=== Data provided ===

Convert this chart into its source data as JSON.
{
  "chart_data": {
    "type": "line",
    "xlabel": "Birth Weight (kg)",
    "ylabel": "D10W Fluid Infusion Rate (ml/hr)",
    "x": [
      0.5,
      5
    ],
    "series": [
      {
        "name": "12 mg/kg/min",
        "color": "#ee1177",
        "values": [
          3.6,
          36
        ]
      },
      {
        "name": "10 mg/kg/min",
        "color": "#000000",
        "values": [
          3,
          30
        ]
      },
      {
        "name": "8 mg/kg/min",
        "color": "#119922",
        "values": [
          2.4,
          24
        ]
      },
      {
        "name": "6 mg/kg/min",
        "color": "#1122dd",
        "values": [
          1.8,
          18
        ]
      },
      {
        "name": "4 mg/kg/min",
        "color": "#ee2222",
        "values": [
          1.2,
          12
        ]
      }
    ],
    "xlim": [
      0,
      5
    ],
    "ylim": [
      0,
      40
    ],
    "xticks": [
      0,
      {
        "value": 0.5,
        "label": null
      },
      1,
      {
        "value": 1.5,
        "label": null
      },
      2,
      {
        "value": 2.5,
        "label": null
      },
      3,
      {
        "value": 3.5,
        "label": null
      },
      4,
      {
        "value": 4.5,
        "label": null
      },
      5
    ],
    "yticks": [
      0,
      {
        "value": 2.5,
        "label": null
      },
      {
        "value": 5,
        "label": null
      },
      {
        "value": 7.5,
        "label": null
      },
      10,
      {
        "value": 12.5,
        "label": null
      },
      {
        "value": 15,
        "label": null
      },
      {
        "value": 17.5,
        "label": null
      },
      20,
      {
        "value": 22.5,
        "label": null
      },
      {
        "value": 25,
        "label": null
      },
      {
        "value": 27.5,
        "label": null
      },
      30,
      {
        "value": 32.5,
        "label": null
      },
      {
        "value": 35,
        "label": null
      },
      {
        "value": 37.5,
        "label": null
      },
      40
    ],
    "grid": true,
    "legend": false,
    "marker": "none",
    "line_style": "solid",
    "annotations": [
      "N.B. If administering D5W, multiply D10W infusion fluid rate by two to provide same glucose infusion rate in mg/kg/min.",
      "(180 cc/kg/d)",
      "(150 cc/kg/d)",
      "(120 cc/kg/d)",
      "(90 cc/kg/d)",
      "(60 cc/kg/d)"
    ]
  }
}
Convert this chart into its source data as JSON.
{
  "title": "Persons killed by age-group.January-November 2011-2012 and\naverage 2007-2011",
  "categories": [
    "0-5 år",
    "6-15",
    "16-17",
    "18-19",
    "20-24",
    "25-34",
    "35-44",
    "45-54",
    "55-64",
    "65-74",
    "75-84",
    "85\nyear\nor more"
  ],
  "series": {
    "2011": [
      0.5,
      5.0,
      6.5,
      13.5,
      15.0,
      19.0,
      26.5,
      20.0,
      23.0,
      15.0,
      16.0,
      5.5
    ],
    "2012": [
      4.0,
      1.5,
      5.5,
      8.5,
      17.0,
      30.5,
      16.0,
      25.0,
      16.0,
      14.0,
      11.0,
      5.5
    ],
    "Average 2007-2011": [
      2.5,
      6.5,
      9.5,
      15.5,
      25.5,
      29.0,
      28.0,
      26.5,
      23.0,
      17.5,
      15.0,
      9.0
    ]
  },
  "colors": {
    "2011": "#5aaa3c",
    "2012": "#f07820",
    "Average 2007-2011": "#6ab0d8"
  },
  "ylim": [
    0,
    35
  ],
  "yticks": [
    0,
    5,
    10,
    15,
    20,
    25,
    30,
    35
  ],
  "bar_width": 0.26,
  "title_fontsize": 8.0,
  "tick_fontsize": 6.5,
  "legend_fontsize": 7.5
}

===

* [Stated problem]
Of the lines in this listing, how many contain "name"? Reply with the number and nothing more.

* [Result of the exercise]
5